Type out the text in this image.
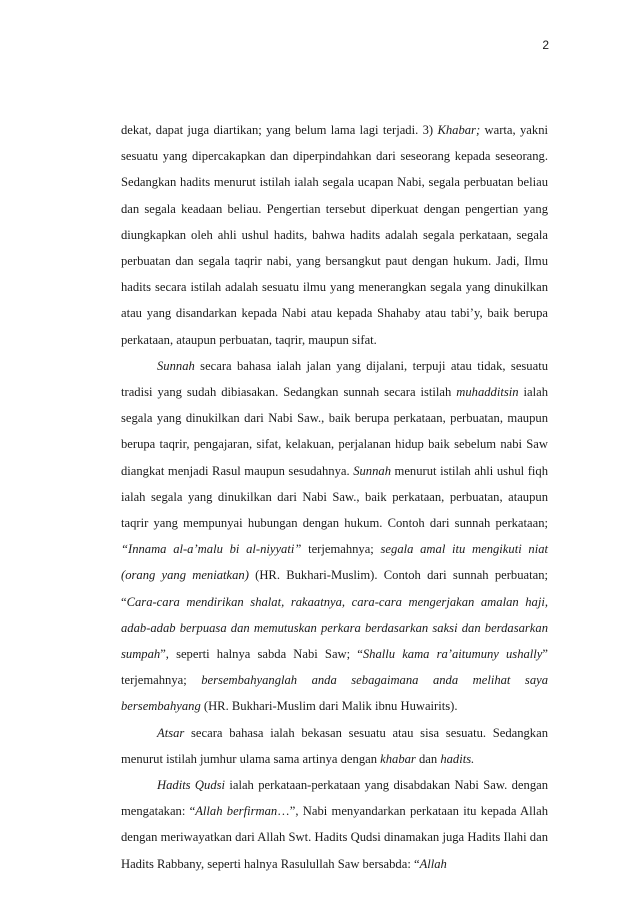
2

dekat, dapat juga diartikan; yang belum lama lagi terjadi. 3) Khabar; warta, yakni sesuatu yang dipercakapkan dan diperpindahkan dari seseorang kepada seseorang. Sedangkan hadits menurut istilah ialah segala ucapan Nabi, segala perbuatan beliau dan segala keadaan beliau. Pengertian tersebut diperkuat dengan pengertian yang diungkapkan oleh ahli ushul hadits, bahwa hadits adalah segala perkataan, segala perbuatan dan segala taqrir nabi, yang bersangkut paut dengan hukum. Jadi, Ilmu hadits secara istilah adalah sesuatu ilmu yang menerangkan segala yang dinukilkan atau yang disandarkan kepada Nabi atau kepada Shahaby atau tabi’y, baik berupa perkataan, ataupun perbuatan, taqrir, maupun sifat.

Sunnah secara bahasa ialah jalan yang dijalani, terpuji atau tidak, sesuatu tradisi yang sudah dibiasakan. Sedangkan sunnah secara istilah muhadditsin ialah segala yang dinukilkan dari Nabi Saw., baik berupa perkataan, perbuatan, maupun berupa taqrir, pengajaran, sifat, kelakuan, perjalanan hidup baik sebelum nabi Saw diangkat menjadi Rasul maupun sesudahnya. Sunnah menurut istilah ahli ushul fiqh ialah segala yang dinukilkan dari Nabi Saw., baik perkataan, perbuatan, ataupun taqrir yang mempunyai hubungan dengan hukum. Contoh dari sunnah perkataan; “Innama al-a’malu bi al-niyyati” terjemahnya; segala amal itu mengikuti niat (orang yang meniatkan) (HR. Bukhari-Muslim). Contoh dari sunnah perbuatan; “Cara-cara mendirikan shalat, rakaatnya, cara-cara mengerjakan amalan haji, adab-adab berpuasa dan memutuskan perkara berdasarkan saksi dan berdasarkan sumpah”, seperti halnya sabda Nabi Saw; “Shallu kama ra’aitumuny ushally” terjemahnya; bersembahyanglah anda sebagaimana anda melihat saya bersembahyang (HR. Bukhari-Muslim dari Malik ibnu Huwairits).

Atsar secara bahasa ialah bekasan sesuatu atau sisa sesuatu. Sedangkan menurut istilah jumhur ulama sama artinya dengan khabar dan hadits.

Hadits Qudsi ialah perkataan-perkataan yang disabdakan Nabi Saw. dengan mengatakan: “Allah berfirman…”, Nabi menyandarkan perkataan itu kepada Allah dengan meriwayatkan dari Allah Swt. Hadits Qudsi dinamakan juga Hadits Ilahi dan Hadits Rabbany, seperti halnya Rasulullah Saw bersabda: “Allah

**Short problem**
Each entry gets copied exactly; the pictures stay out.

**Solved problem**
Type out the text in this image.
2

dekat, dapat juga diartikan; yang belum lama lagi terjadi. 3) Khabar; warta, yakni sesuatu yang dipercakapkan dan diperpindahkan dari seseorang kepada seseorang. Sedangkan hadits menurut istilah ialah segala ucapan Nabi, segala perbuatan beliau dan segala keadaan beliau. Pengertian tersebut diperkuat dengan pengertian yang diungkapkan oleh ahli ushul hadits, bahwa hadits adalah segala perkataan, segala perbuatan dan segala taqrir nabi, yang bersangkut paut dengan hukum. Jadi, Ilmu hadits secara istilah adalah sesuatu ilmu yang menerangkan segala yang dinukilkan atau yang disandarkan kepada Nabi atau kepada Shahaby atau tabi’y, baik berupa perkataan, ataupun perbuatan, taqrir, maupun sifat.

Sunnah secara bahasa ialah jalan yang dijalani, terpuji atau tidak, sesuatu tradisi yang sudah dibiasakan. Sedangkan sunnah secara istilah muhadditsin ialah segala yang dinukilkan dari Nabi Saw., baik berupa perkataan, perbuatan, maupun berupa taqrir, pengajaran, sifat, kelakuan, perjalanan hidup baik sebelum nabi Saw diangkat menjadi Rasul maupun sesudahnya. Sunnah menurut istilah ahli ushul fiqh ialah segala yang dinukilkan dari Nabi Saw., baik perkataan, perbuatan, ataupun taqrir yang mempunyai hubungan dengan hukum. Contoh dari sunnah perkataan; “Innama al-a’malu bi al-niyyati” terjemahnya; segala amal itu mengikuti niat (orang yang meniatkan) (HR. Bukhari-Muslim). Contoh dari sunnah perbuatan; “Cara-cara mendirikan shalat, rakaatnya, cara-cara mengerjakan amalan haji, adab-adab berpuasa dan memutuskan perkara berdasarkan saksi dan berdasarkan sumpah”, seperti halnya sabda Nabi Saw; “Shallu kama ra’aitumuny ushally” terjemahnya; bersembahyanglah anda sebagaimana anda melihat saya bersembahyang (HR. Bukhari-Muslim dari Malik ibnu Huwairits).

Atsar secara bahasa ialah bekasan sesuatu atau sisa sesuatu. Sedangkan menurut istilah jumhur ulama sama artinya dengan khabar dan hadits.

Hadits Qudsi ialah perkataan-perkataan yang disabdakan Nabi Saw. dengan mengatakan: “Allah berfirman…”, Nabi menyandarkan perkataan itu kepada Allah dengan meriwayatkan dari Allah Swt. Hadits Qudsi dinamakan juga Hadits Ilahi dan Hadits Rabbany, seperti halnya Rasulullah Saw bersabda: “Allah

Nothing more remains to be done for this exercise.